For each line that holds "Hours", copy the line out.

Available data:
####
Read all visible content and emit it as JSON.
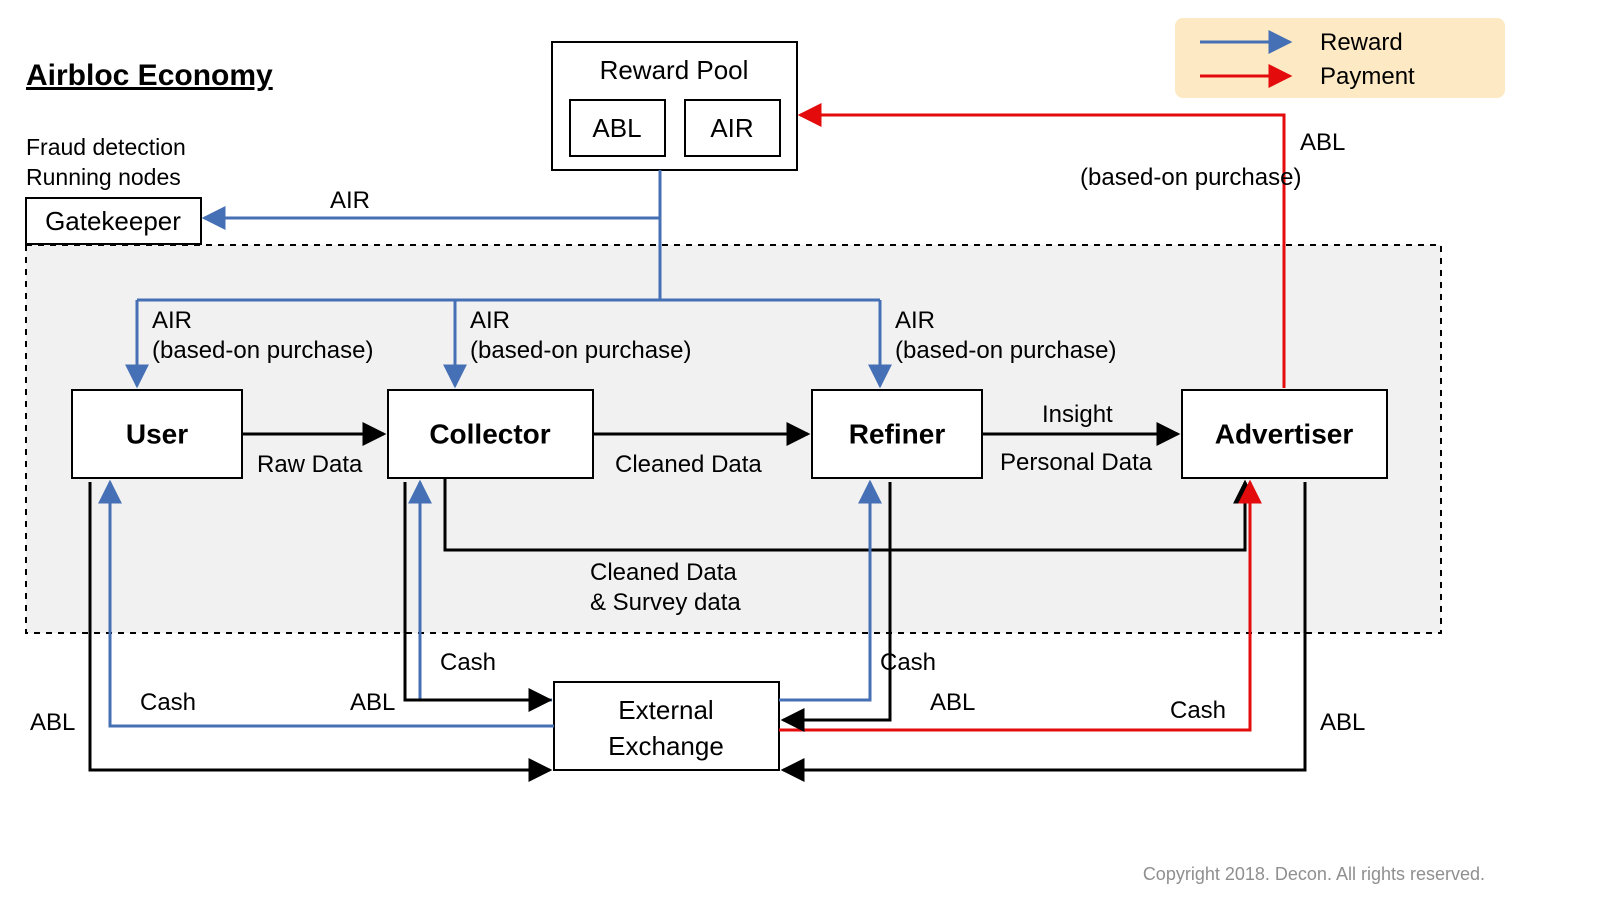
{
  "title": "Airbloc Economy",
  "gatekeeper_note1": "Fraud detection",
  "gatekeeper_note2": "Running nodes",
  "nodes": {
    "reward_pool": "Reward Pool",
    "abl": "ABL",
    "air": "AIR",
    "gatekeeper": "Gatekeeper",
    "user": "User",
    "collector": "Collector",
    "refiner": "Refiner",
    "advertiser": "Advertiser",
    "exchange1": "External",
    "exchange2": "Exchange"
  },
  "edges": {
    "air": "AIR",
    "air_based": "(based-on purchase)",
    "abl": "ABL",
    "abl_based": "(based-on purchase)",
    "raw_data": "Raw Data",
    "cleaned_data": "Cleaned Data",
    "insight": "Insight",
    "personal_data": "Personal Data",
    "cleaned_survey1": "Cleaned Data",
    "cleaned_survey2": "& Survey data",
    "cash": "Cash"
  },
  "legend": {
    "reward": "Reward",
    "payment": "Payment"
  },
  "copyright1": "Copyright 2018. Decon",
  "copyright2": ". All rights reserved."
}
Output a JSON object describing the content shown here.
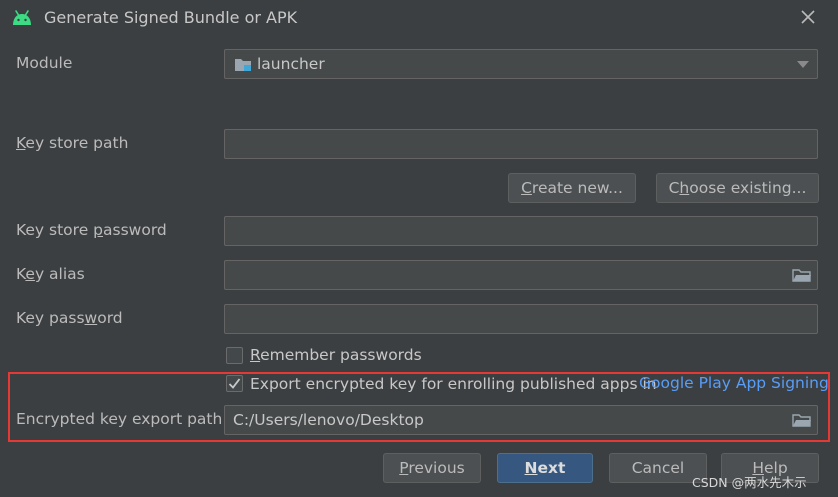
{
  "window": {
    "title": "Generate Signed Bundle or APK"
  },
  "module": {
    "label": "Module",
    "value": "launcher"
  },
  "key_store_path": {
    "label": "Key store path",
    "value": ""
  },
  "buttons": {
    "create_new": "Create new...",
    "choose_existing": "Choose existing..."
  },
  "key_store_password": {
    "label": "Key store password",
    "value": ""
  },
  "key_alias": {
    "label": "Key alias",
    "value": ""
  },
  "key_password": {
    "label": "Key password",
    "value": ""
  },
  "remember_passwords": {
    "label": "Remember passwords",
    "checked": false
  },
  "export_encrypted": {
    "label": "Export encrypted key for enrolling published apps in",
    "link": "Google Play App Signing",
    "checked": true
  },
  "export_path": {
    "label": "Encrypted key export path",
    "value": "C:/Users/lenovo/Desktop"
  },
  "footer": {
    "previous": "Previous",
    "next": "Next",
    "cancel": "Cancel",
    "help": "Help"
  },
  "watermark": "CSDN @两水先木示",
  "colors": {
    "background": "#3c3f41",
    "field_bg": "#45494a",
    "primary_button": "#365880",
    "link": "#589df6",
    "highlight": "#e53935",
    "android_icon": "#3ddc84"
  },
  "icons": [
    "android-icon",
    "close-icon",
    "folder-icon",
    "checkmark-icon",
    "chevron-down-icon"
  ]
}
####
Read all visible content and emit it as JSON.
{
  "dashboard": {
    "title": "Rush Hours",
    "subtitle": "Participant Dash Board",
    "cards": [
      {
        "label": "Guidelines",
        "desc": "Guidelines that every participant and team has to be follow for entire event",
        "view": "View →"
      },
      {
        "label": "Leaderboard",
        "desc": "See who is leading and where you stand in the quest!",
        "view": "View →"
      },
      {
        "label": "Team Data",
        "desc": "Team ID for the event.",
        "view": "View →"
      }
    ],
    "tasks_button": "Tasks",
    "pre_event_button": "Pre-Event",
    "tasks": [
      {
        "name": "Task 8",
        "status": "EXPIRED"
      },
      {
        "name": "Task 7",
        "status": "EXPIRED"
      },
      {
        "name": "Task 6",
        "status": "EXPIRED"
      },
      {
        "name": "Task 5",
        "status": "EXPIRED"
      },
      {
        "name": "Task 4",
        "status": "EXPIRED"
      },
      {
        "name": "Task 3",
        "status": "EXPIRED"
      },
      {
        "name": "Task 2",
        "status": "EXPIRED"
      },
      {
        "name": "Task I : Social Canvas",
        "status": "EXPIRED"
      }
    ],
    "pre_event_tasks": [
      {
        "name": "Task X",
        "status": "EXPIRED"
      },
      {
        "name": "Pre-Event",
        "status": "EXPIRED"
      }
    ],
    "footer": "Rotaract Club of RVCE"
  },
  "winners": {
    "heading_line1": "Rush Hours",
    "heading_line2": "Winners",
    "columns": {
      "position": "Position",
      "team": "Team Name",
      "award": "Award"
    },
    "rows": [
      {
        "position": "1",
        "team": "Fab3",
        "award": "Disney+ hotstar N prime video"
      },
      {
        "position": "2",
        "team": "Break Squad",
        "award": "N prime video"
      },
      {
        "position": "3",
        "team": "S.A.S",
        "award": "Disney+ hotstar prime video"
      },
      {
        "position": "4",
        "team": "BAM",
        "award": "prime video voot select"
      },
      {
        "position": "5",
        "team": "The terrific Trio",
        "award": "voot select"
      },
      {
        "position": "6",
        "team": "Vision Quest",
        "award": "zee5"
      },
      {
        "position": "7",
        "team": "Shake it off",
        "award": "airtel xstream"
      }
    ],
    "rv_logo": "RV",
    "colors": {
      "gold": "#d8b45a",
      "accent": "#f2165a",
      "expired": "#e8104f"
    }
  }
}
####
Full answer:
    "title": "Rush Hours",
    "heading_line1": "Rush Hours",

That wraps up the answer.